STATED GOAL →
Reproduce all of the material word for word.

SUPPLIED ENTRIES →
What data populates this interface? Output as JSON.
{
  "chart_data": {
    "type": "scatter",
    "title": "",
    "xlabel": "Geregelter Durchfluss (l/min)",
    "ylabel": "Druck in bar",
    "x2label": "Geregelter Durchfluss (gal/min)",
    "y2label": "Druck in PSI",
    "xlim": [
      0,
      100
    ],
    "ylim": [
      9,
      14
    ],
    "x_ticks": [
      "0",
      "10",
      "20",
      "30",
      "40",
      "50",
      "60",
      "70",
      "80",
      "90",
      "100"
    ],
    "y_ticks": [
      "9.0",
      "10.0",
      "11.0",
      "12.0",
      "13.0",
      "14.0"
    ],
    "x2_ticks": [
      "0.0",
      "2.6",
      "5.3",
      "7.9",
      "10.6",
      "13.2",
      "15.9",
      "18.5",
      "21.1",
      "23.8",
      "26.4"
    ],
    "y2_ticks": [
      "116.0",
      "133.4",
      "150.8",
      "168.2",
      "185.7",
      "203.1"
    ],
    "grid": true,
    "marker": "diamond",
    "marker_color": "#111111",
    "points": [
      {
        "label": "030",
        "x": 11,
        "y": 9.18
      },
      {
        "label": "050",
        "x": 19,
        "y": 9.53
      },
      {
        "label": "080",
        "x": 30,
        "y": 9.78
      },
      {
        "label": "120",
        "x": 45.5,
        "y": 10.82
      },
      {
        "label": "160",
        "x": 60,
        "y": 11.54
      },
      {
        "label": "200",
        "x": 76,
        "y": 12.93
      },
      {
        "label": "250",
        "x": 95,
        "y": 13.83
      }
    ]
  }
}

CORRECT ANSWER →
What data populates this interface? Output as JSON.
{
  "chart_data": {
    "type": "scatter",
    "title": "",
    "xlabel": "Geregelter Durchfluss (l/min)",
    "ylabel": "Druck in bar",
    "x2label": "Geregelter Durchfluss (gal/min)",
    "y2label": "Druck in PSI",
    "xlim": [
      0,
      100
    ],
    "ylim": [
      9,
      14
    ],
    "x_ticks": [
      "0",
      "10",
      "20",
      "30",
      "40",
      "50",
      "60",
      "70",
      "80",
      "90",
      "100"
    ],
    "y_ticks": [
      "9.0",
      "10.0",
      "11.0",
      "12.0",
      "13.0",
      "14.0"
    ],
    "x2_ticks": [
      "0.0",
      "2.6",
      "5.3",
      "7.9",
      "10.6",
      "13.2",
      "15.9",
      "18.5",
      "21.1",
      "23.8",
      "26.4"
    ],
    "y2_ticks": [
      "116.0",
      "133.4",
      "150.8",
      "168.2",
      "185.7",
      "203.1"
    ],
    "grid": true,
    "marker": "diamond",
    "marker_color": "#111111",
    "points": [
      {
        "label": "030",
        "x": 11,
        "y": 9.18
      },
      {
        "label": "050",
        "x": 19,
        "y": 9.53
      },
      {
        "label": "080",
        "x": 30,
        "y": 9.78
      },
      {
        "label": "120",
        "x": 45.5,
        "y": 10.82
      },
      {
        "label": "160",
        "x": 60,
        "y": 11.54
      },
      {
        "label": "200",
        "x": 76,
        "y": 12.93
      },
      {
        "label": "250",
        "x": 95,
        "y": 13.83
      }
    ]
  }
}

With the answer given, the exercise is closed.